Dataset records
** start **
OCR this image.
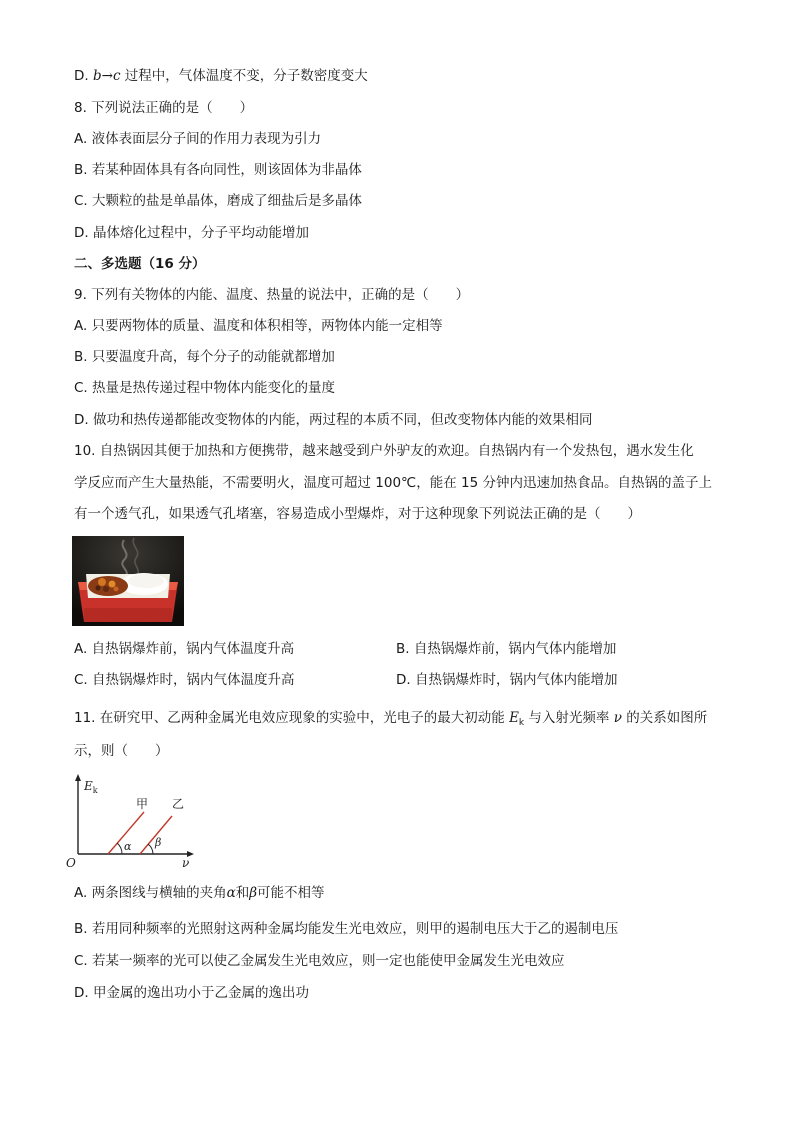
D. b→c 过程中，气体温度不变，分子数密度变大
8. 下列说法正确的是（　　）
A. 液体表面层分子间的作用力表现为引力
B. 若某种固体具有各向同性，则该固体为非晶体
C. 大颗粒的盐是单晶体，磨成了细盐后是多晶体
D. 晶体熔化过程中，分子平均动能增加
二、多选题（16 分）
9. 下列有关物体的内能、温度、热量的说法中，正确的是（　　）
A. 只要两物体的质量、温度和体积相等，两物体内能一定相等
B. 只要温度升高，每个分子的动能就都增加
C. 热量是热传递过程中物体内能变化的量度
D. 做功和热传递都能改变物体的内能，两过程的本质不同，但改变物体内能的效果相同
10. 自热锅因其便于加热和方便携带，越来越受到户外驴友的欢迎。自热锅内有一个发热包，遇水发生化
学反应而产生大量热能，不需要明火，温度可超过 100℃，能在 15 分钟内迅速加热食品。自热锅的盖子上
有一个透气孔，如果透气孔堵塞，容易造成小型爆炸，对于这种现象下列说法正确的是（　　）
A. 自热锅爆炸前，锅内气体温度升高	B. 自热锅爆炸前，锅内气体内能增加
C. 自热锅爆炸时，锅内气体温度升高	D. 自热锅爆炸时，锅内气体内能增加
11. 在研究甲、乙两种金属光电效应现象的实验中，光电子的最大初动能 $E_k$ 与入射光频率 ν 的关系如图所
示，则（　　）
$E_k$
ν
O
甲 乙
α β
A. 两条图线与横轴的夹角α和β可能不相等
B. 若用同种频率的光照射这两种金属均能发生光电效应，则甲的遏制电压大于乙的遏制电压
C. 若某一频率的光可以使乙金属发生光电效应，则一定也能使甲金属发生光电效应
D. 甲金属的逸出功小于乙金属的逸出功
** end **
#### Objective
Report every line containing the word "锅内气体温度升高" from the listing above.

#### Exercise solution
A. 自热锅爆炸前，锅内气体温度升高	B. 自热锅爆炸前，锅内气体内能增加
C. 自热锅爆炸时，锅内气体温度升高	D. 自热锅爆炸时，锅内气体内能增加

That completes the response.